● Objective:
Give the rows below as a JSON list of strings, one string per row, leaving out blank lines.

Box annotation data:
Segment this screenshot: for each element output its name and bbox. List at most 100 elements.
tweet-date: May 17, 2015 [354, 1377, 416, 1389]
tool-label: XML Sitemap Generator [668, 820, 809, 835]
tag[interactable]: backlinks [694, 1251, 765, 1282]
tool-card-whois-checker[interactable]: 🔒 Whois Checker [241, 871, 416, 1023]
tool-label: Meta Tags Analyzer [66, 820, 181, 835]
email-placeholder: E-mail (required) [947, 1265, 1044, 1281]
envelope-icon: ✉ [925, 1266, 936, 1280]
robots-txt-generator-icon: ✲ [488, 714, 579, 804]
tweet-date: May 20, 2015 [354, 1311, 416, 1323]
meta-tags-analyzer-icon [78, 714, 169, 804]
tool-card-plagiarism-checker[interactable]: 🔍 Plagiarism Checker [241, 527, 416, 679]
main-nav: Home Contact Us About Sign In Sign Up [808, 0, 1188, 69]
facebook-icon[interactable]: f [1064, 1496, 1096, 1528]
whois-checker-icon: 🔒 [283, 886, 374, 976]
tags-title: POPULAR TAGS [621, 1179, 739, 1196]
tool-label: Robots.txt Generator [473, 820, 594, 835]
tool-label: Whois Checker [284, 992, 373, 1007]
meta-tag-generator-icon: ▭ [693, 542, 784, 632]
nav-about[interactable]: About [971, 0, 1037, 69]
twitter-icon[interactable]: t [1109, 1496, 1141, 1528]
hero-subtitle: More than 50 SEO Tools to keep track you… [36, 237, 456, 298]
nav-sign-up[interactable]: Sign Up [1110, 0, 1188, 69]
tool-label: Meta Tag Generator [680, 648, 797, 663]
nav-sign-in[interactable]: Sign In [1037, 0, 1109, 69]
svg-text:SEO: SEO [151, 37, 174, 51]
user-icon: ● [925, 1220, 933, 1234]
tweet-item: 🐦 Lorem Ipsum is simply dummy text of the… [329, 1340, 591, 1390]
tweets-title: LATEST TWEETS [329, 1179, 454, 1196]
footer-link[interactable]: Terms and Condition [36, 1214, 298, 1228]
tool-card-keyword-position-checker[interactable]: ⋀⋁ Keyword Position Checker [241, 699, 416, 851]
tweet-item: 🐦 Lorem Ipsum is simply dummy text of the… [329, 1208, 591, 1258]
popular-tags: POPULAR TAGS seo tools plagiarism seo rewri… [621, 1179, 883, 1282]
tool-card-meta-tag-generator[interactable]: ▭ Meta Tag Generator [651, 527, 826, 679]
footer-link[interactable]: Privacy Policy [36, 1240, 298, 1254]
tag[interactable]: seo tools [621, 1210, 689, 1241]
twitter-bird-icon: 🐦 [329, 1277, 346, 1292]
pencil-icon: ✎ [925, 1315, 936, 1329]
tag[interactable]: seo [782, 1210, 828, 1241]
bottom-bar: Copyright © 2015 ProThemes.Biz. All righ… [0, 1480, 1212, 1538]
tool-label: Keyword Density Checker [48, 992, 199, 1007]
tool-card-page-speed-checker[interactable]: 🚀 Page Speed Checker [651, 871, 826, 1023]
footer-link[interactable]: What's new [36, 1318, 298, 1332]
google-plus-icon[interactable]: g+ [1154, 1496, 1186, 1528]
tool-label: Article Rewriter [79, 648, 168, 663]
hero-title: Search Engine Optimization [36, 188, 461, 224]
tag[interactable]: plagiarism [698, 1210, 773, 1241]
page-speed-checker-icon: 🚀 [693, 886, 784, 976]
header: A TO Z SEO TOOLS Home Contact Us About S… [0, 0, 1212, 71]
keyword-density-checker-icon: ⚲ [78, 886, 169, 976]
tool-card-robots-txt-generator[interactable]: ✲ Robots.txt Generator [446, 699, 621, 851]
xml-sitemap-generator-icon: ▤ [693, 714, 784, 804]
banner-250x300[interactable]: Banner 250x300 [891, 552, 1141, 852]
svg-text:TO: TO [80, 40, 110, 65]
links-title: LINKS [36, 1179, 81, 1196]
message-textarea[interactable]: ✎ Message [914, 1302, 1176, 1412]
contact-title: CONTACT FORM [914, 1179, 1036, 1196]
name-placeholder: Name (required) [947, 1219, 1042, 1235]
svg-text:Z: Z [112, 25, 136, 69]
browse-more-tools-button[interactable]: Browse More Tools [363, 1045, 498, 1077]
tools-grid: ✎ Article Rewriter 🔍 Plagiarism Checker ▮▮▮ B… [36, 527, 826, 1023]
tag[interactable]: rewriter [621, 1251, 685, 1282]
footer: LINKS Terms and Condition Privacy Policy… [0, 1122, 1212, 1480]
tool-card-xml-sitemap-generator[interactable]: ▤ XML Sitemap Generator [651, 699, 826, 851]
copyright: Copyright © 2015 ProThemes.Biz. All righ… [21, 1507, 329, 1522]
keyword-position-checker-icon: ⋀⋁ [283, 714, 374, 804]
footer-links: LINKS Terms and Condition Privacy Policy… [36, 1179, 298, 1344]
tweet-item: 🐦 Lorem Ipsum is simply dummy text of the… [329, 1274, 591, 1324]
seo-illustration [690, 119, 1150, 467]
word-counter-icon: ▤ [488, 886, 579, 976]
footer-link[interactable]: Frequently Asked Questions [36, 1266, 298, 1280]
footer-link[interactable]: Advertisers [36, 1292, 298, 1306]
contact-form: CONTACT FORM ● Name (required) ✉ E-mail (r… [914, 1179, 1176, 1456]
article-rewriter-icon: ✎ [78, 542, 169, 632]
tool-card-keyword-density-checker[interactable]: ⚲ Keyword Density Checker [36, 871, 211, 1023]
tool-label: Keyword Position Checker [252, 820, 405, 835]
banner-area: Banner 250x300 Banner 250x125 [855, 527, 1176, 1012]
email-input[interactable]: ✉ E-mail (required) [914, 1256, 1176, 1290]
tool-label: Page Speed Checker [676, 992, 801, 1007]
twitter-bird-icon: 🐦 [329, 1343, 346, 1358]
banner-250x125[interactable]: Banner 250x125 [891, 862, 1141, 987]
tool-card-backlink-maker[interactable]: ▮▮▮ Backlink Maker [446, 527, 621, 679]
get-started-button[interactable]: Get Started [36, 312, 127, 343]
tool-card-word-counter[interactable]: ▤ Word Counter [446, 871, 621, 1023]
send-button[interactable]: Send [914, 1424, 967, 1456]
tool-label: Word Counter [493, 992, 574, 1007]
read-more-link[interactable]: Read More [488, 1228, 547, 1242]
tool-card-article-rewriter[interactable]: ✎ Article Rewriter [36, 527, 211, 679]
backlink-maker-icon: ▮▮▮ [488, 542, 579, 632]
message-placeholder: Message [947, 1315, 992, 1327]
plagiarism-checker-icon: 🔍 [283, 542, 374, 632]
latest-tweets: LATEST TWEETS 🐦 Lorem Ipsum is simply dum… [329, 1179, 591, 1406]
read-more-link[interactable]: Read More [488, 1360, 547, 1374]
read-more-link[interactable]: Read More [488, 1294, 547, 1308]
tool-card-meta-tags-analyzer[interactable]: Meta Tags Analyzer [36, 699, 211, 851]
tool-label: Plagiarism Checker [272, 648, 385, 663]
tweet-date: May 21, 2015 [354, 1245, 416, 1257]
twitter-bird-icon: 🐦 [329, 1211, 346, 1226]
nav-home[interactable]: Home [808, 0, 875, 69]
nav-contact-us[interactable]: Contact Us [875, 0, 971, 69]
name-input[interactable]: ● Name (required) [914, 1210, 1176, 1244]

● Result of the exercise:
[
  "Segment this screenshot: for each element output its name and bbox. List at most 100 elements.",
  "tweet-date: May 17, 2015 [354, 1377, 416, 1389]",
  "tool-label: XML Sitemap Generator [668, 820, 809, 835]",
  "tag[interactable]: backlinks [694, 1251, 765, 1282]",
  "tool-card-whois-checker[interactable]: 🔒 Whois Checker [241, 871, 416, 1023]",
  "tool-label: Meta Tags Analyzer [66, 820, 181, 835]",
  "email-placeholder: E-mail (required) [947, 1265, 1044, 1281]",
  "envelope-icon: ✉ [925, 1266, 936, 1280]",
  "robots-txt-generator-icon: ✲ [488, 714, 579, 804]",
  "tweet-date: May 20, 2015 [354, 1311, 416, 1323]",
  "meta-tags-analyzer-icon [78, 714, 169, 804]",
  "tool-card-plagiarism-checker[interactable]: 🔍 Plagiarism Checker [241, 527, 416, 679]",
  "main-nav: Home Contact Us About Sign In Sign Up [808, 0, 1188, 69]",
  "facebook-icon[interactable]: f [1064, 1496, 1096, 1528]",
  "whois-checker-icon: 🔒 [283, 886, 374, 976]",
  "tags-title: POPULAR TAGS [621, 1179, 739, 1196]",
  "tool-label: Robots.txt Generator [473, 820, 594, 835]",
  "tool-label: Whois Checker [284, 992, 373, 1007]",
  "meta-tag-generator-icon: ▭ [693, 542, 784, 632]",
  "nav-about[interactable]: About [971, 0, 1037, 69]",
  "twitter-icon[interactable]: t [1109, 1496, 1141, 1528]",
  "hero-subtitle: More than 50 SEO Tools to keep track you… [36, 237, 456, 298]",
  "nav-sign-up[interactable]: Sign Up [1110, 0, 1188, 69]",
  "tool-label: Meta Tag Generator [680, 648, 797, 663]",
  "nav-sign-in[interactable]: Sign In [1037, 0, 1109, 69]",
  "svg-text:SEO: SEO [151, 37, 174, 51]",
  "user-icon: ● [925, 1220, 933, 1234]",
  "tweet-item: 🐦 Lorem Ipsum is simply dummy text of the… [329, 1340, 591, 1390]",
  "tweets-title: LATEST TWEETS [329, 1179, 454, 1196]",
  "footer-link[interactable]: Terms and Condition [36, 1214, 298, 1228]",
  "tool-card-keyword-position-checker[interactable]: ⋀⋁ Keyword Position Checker [241, 699, 416, 851]",
  "tweet-item: 🐦 Lorem Ipsum is simply dummy text of the… [329, 1208, 591, 1258]",
  "popular-tags: POPULAR TAGS seo tools plagiarism seo rewri… [621, 1179, 883, 1282]",
  "tool-card-meta-tag-generator[interactable]: ▭ Meta Tag Generator [651, 527, 826, 679]",
  "footer-link[interactable]: Privacy Policy [36, 1240, 298, 1254]",
  "tag[interactable]: seo tools [621, 1210, 689, 1241]",
  "twitter-bird-icon: 🐦 [329, 1277, 346, 1292]",
  "pencil-icon: ✎ [925, 1315, 936, 1329]",
  "tag[interactable]: seo [782, 1210, 828, 1241]",
  "bottom-bar: Copyright © 2015 ProThemes.Biz. All righ… [0, 1480, 1212, 1538]",
  "tool-label: Keyword Density Checker [48, 992, 199, 1007]",
  "tool-card-page-speed-checker[interactable]: 🚀 Page Speed Checker [651, 871, 826, 1023]",
  "footer-link[interactable]: What's new [36, 1318, 298, 1332]",
  "google-plus-icon[interactable]: g+ [1154, 1496, 1186, 1528]",
  "tool-label: Article Rewriter [79, 648, 168, 663]",
  "hero-title: Search Engine Optimization [36, 188, 461, 224]",
  "tag[interactable]: plagiarism [698, 1210, 773, 1241]",
  "page-speed-checker-icon: 🚀 [693, 886, 784, 976]",
  "header: A TO Z SEO TOOLS Home Contact Us About S… [0, 0, 1212, 71]",
  "keyword-density-checker-icon: ⚲ [78, 886, 169, 976]",
  "tool-card-robots-txt-generator[interactable]: ✲ Robots.txt Generator [446, 699, 621, 851]",
  "xml-sitemap-generator-icon: ▤ [693, 714, 784, 804]",
  "banner-250x300[interactable]: Banner 250x300 [891, 552, 1141, 852]",
  "svg-text:TO: TO [80, 40, 110, 65]",
  "links-title: LINKS [36, 1179, 81, 1196]",
  "message-textarea[interactable]: ✎ Message [914, 1302, 1176, 1412]",
  "contact-title: CONTACT FORM [914, 1179, 1036, 1196]",
  "name-placeholder: Name (required) [947, 1219, 1042, 1235]",
  "svg-text:Z: Z [112, 25, 136, 69]",
  "browse-more-tools-button[interactable]: Browse More Tools [363, 1045, 498, 1077]",
  "tools-grid: ✎ Article Rewriter 🔍 Plagiarism Checker ▮▮▮ B… [36, 527, 826, 1023]",
  "tag[interactable]: rewriter [621, 1251, 685, 1282]",
  "footer: LINKS Terms and Condition Privacy Policy… [0, 1122, 1212, 1480]",
  "tool-card-xml-sitemap-generator[interactable]: ▤ XML Sitemap Generator [651, 699, 826, 851]",
  "copyright: Copyright © 2015 ProThemes.Biz. All righ… [21, 1507, 329, 1522]",
  "keyword-position-checker-icon: ⋀⋁ [283, 714, 374, 804]",
  "footer-links: LINKS Terms and Condition Privacy Policy… [36, 1179, 298, 1344]",
  "tweet-item: 🐦 Lorem Ipsum is simply dummy text of the… [329, 1274, 591, 1324]",
  "seo-illustration [690, 119, 1150, 467]",
  "word-counter-icon: ▤ [488, 886, 579, 976]",
  "footer-link[interactable]: Frequently Asked Questions [36, 1266, 298, 1280]",
  "footer-link[interactable]: Advertisers [36, 1292, 298, 1306]",
  "contact-form: CONTACT FORM ● Name (required) ✉ E-mail (r… [914, 1179, 1176, 1456]",
  "article-rewriter-icon: ✎ [78, 542, 169, 632]",
  "tool-card-keyword-density-checker[interactable]: ⚲ Keyword Density Checker [36, 871, 211, 1023]",
  "tool-label: Keyword Position Checker [252, 820, 405, 835]",
  "banner-area: Banner 250x300 Banner 250x125 [855, 527, 1176, 1012]",
  "email-input[interactable]: ✉ E-mail (required) [914, 1256, 1176, 1290]",
  "tool-label: Page Speed Checker [676, 992, 801, 1007]",
  "twitter-bird-icon: 🐦 [329, 1343, 346, 1358]",
  "banner-250x125[interactable]: Banner 250x125 [891, 862, 1141, 987]",
  "tool-card-backlink-maker[interactable]: ▮▮▮ Backlink Maker [446, 527, 621, 679]",
  "get-started-button[interactable]: Get Started [36, 312, 127, 343]",
  "tool-card-word-counter[interactable]: ▤ Word Counter [446, 871, 621, 1023]",
  "send-button[interactable]: Send [914, 1424, 967, 1456]",
  "tool-label: Word Counter [493, 992, 574, 1007]",
  "read-more-link[interactable]: Read More [488, 1228, 547, 1242]",
  "tool-card-article-rewriter[interactable]: ✎ Article Rewriter [36, 527, 211, 679]",
  "backlink-maker-icon: ▮▮▮ [488, 542, 579, 632]",
  "message-placeholder: Message [947, 1315, 992, 1327]",
  "plagiarism-checker-icon: 🔍 [283, 542, 374, 632]",
  "latest-tweets: LATEST TWEETS 🐦 Lorem Ipsum is simply dum… [329, 1179, 591, 1406]",
  "read-more-link[interactable]: Read More [488, 1360, 547, 1374]",
  "read-more-link[interactable]: Read More [488, 1294, 547, 1308]",
  "tool-card-meta-tags-analyzer[interactable]: Meta Tags Analyzer [36, 699, 211, 851]",
  "tool-label: Plagiarism Checker [272, 648, 385, 663]",
  "tweet-date: May 21, 2015 [354, 1245, 416, 1257]",
  "twitter-bird-icon: 🐦 [329, 1211, 346, 1226]",
  "nav-home[interactable]: Home [808, 0, 875, 69]",
  "nav-contact-us[interactable]: Contact Us [875, 0, 971, 69]",
  "name-input[interactable]: ● Name (required) [914, 1210, 1176, 1244]"
]